**WHAT YOU WILL DO:** Rewrite every line of the material below with "Not Loaded" replaced by "Ready", keeping everything else the same. Omit the pictures.

**DATA SUPPLIED:**
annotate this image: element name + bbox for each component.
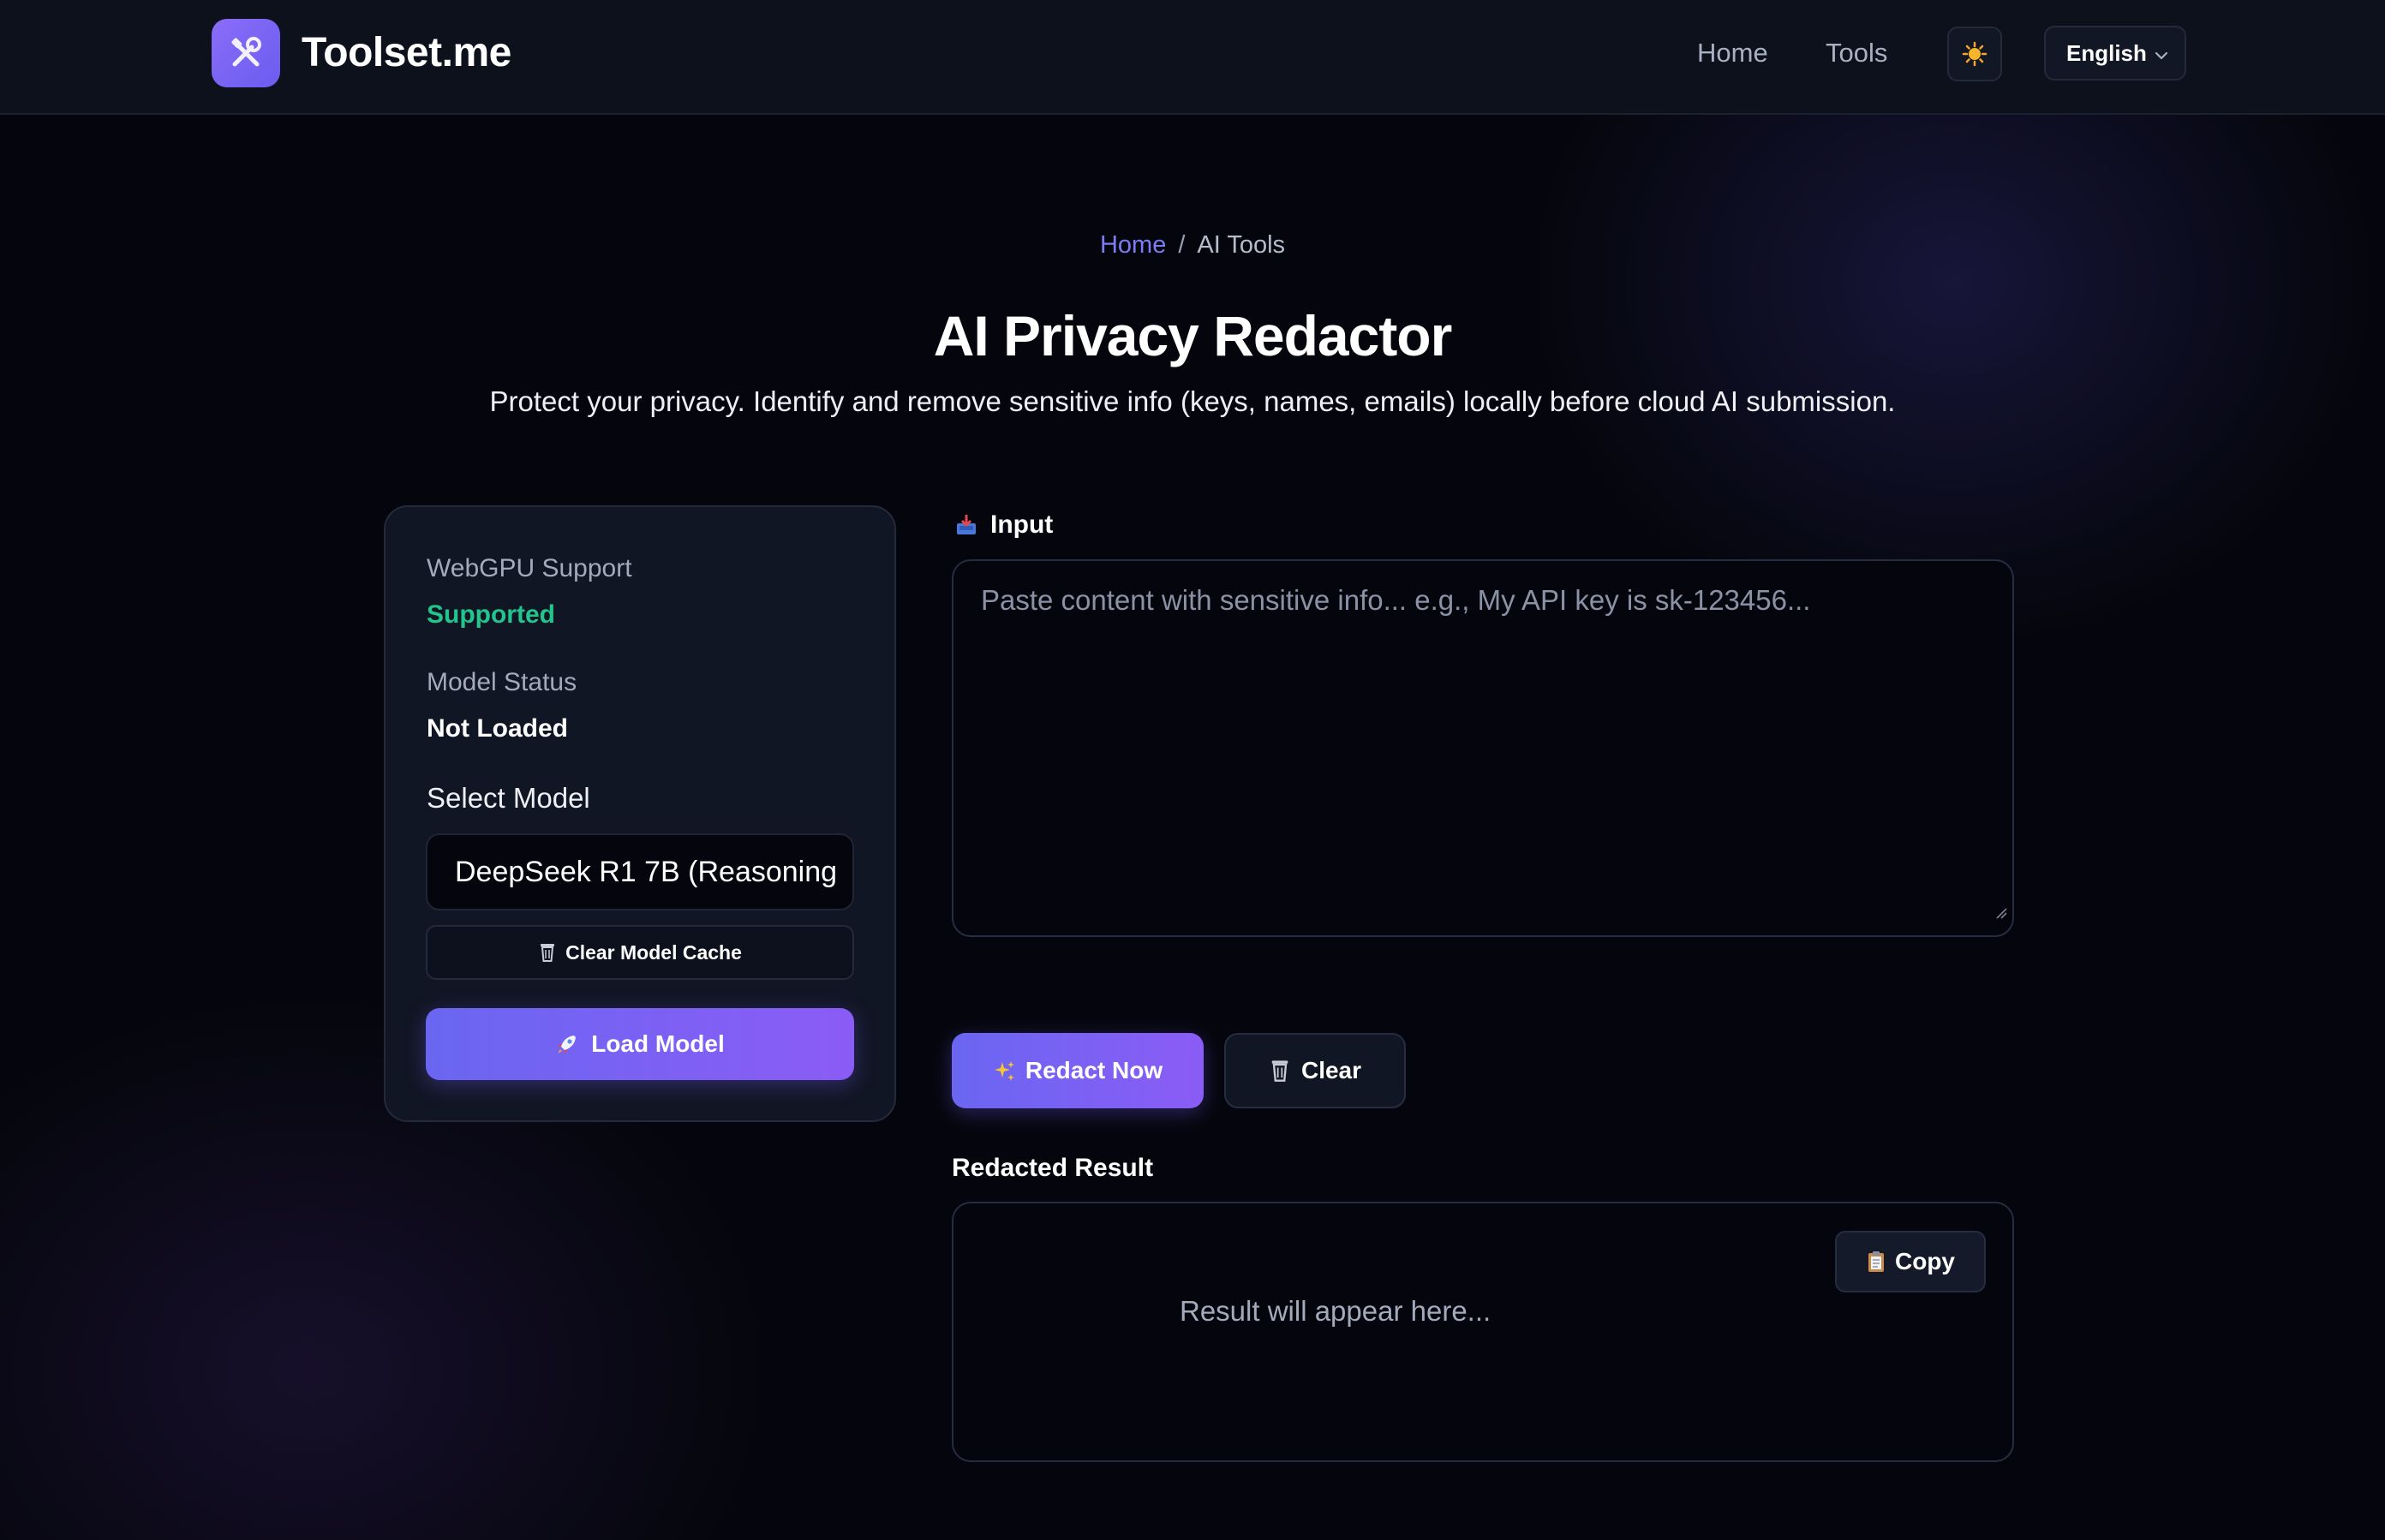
clear-label: Clear	[1300, 1057, 1362, 1083]
resize-handle-icon[interactable]	[1995, 889, 2007, 930]
clipboard-icon	[1866, 1250, 1886, 1274]
input-label-text: Input	[990, 510, 1054, 539]
trash-icon	[1269, 1059, 1291, 1083]
input-textarea[interactable]: Paste content with sensitive info... e.g…	[952, 559, 2014, 937]
copy-button[interactable]: Copy	[1835, 1231, 1986, 1292]
breadcrumb-home-link[interactable]: Home	[1100, 231, 1166, 259]
webgpu-status: Supported	[427, 600, 555, 629]
clear-model-cache-button[interactable]: Clear Model Cache	[426, 925, 854, 980]
sun-icon	[1962, 41, 1988, 67]
result-section-label: Redacted Result	[952, 1154, 1154, 1182]
chevron-down-icon	[2152, 45, 2171, 71]
input-section-label: Input	[954, 507, 1053, 543]
load-model-button[interactable]: Load Model	[426, 1008, 854, 1080]
language-select[interactable]: English	[2044, 26, 2186, 81]
load-model-label: Load Model	[591, 1030, 725, 1057]
webgpu-label: WebGPU Support	[427, 554, 632, 582]
clear-model-cache-label: Clear Model Cache	[565, 940, 742, 964]
sparkles-icon	[993, 1059, 1017, 1083]
model-select[interactable]: DeepSeek R1 7B (Reasoning	[426, 833, 854, 910]
input-placeholder: Paste content with sensitive info... e.g…	[981, 584, 1811, 616]
top-navbar: Toolset.me Home Tools English	[0, 0, 2385, 115]
logo[interactable]	[212, 19, 280, 87]
inbox-tray-icon	[954, 513, 978, 537]
select-model-label: Select Model	[427, 782, 590, 814]
language-label: English	[2066, 39, 2147, 66]
page-subtitle: Protect your privacy. Identify and remov…	[489, 385, 1896, 417]
model-status-label: Model Status	[427, 668, 577, 696]
copy-label: Copy	[1895, 1248, 1955, 1274]
page-title: AI Privacy Redactor	[933, 304, 1453, 367]
model-status-value: Not Loaded	[427, 714, 568, 743]
result-placeholder: Result will appear here...	[1180, 1295, 1491, 1327]
trash-icon	[538, 942, 557, 963]
clear-button[interactable]: Clear	[1224, 1033, 1406, 1108]
breadcrumb-current: AI Tools	[1197, 231, 1286, 259]
rocket-icon	[555, 1032, 579, 1056]
breadcrumb-separator: /	[1178, 231, 1186, 259]
redact-now-label: Redact Now	[1025, 1057, 1163, 1083]
theme-toggle-button[interactable]	[1947, 27, 2002, 81]
nav-home[interactable]: Home	[1697, 34, 1768, 72]
nav-tools[interactable]: Tools	[1826, 34, 1887, 72]
brand-name[interactable]: Toolset.me	[302, 27, 511, 79]
breadcrumb: Home / AI Tools	[0, 228, 2385, 262]
tools-icon	[226, 33, 266, 73]
redact-now-button[interactable]: Redact Now	[952, 1033, 1204, 1108]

**RESPONSE:**
annotate this image: element name + bbox for each component.
clear-label: Clear	[1300, 1057, 1362, 1083]
resize-handle-icon[interactable]	[1995, 889, 2007, 930]
clipboard-icon	[1866, 1250, 1886, 1274]
input-label-text: Input	[990, 510, 1054, 539]
trash-icon	[1269, 1059, 1291, 1083]
input-textarea[interactable]: Paste content with sensitive info... e.g…	[952, 559, 2014, 937]
copy-button[interactable]: Copy	[1835, 1231, 1986, 1292]
breadcrumb-home-link[interactable]: Home	[1100, 231, 1166, 259]
webgpu-status: Supported	[427, 600, 555, 629]
clear-model-cache-button[interactable]: Clear Model Cache	[426, 925, 854, 980]
sun-icon	[1962, 41, 1988, 67]
result-section-label: Redacted Result	[952, 1154, 1154, 1182]
chevron-down-icon	[2152, 45, 2171, 71]
input-section-label: Input	[954, 507, 1053, 543]
load-model-button[interactable]: Load Model	[426, 1008, 854, 1080]
language-select[interactable]: English	[2044, 26, 2186, 81]
load-model-label: Load Model	[591, 1030, 725, 1057]
webgpu-label: WebGPU Support	[427, 554, 632, 582]
clear-model-cache-label: Clear Model Cache	[565, 940, 742, 964]
sparkles-icon	[993, 1059, 1017, 1083]
model-select[interactable]: DeepSeek R1 7B (Reasoning	[426, 833, 854, 910]
input-placeholder: Paste content with sensitive info... e.g…	[981, 584, 1811, 616]
top-navbar: Toolset.me Home Tools English	[0, 0, 2385, 115]
logo[interactable]	[212, 19, 280, 87]
inbox-tray-icon	[954, 513, 978, 537]
select-model-label: Select Model	[427, 782, 590, 814]
language-label: English	[2066, 39, 2147, 66]
page-subtitle: Protect your privacy. Identify and remov…	[489, 385, 1896, 417]
model-status-label: Model Status	[427, 668, 577, 696]
copy-label: Copy	[1895, 1248, 1955, 1274]
page-title: AI Privacy Redactor	[933, 304, 1453, 367]
model-status-value: Ready	[427, 714, 568, 743]
result-placeholder: Result will appear here...	[1180, 1295, 1491, 1327]
trash-icon	[538, 942, 557, 963]
clear-button[interactable]: Clear	[1224, 1033, 1406, 1108]
breadcrumb-current: AI Tools	[1197, 231, 1286, 259]
rocket-icon	[555, 1032, 579, 1056]
breadcrumb-separator: /	[1178, 231, 1186, 259]
redact-now-label: Redact Now	[1025, 1057, 1163, 1083]
theme-toggle-button[interactable]	[1947, 27, 2002, 81]
nav-home[interactable]: Home	[1697, 34, 1768, 72]
nav-tools[interactable]: Tools	[1826, 34, 1887, 72]
brand-name[interactable]: Toolset.me	[302, 27, 511, 79]
breadcrumb: Home / AI Tools	[0, 228, 2385, 262]
tools-icon	[226, 33, 266, 73]
redact-now-button[interactable]: Redact Now	[952, 1033, 1204, 1108]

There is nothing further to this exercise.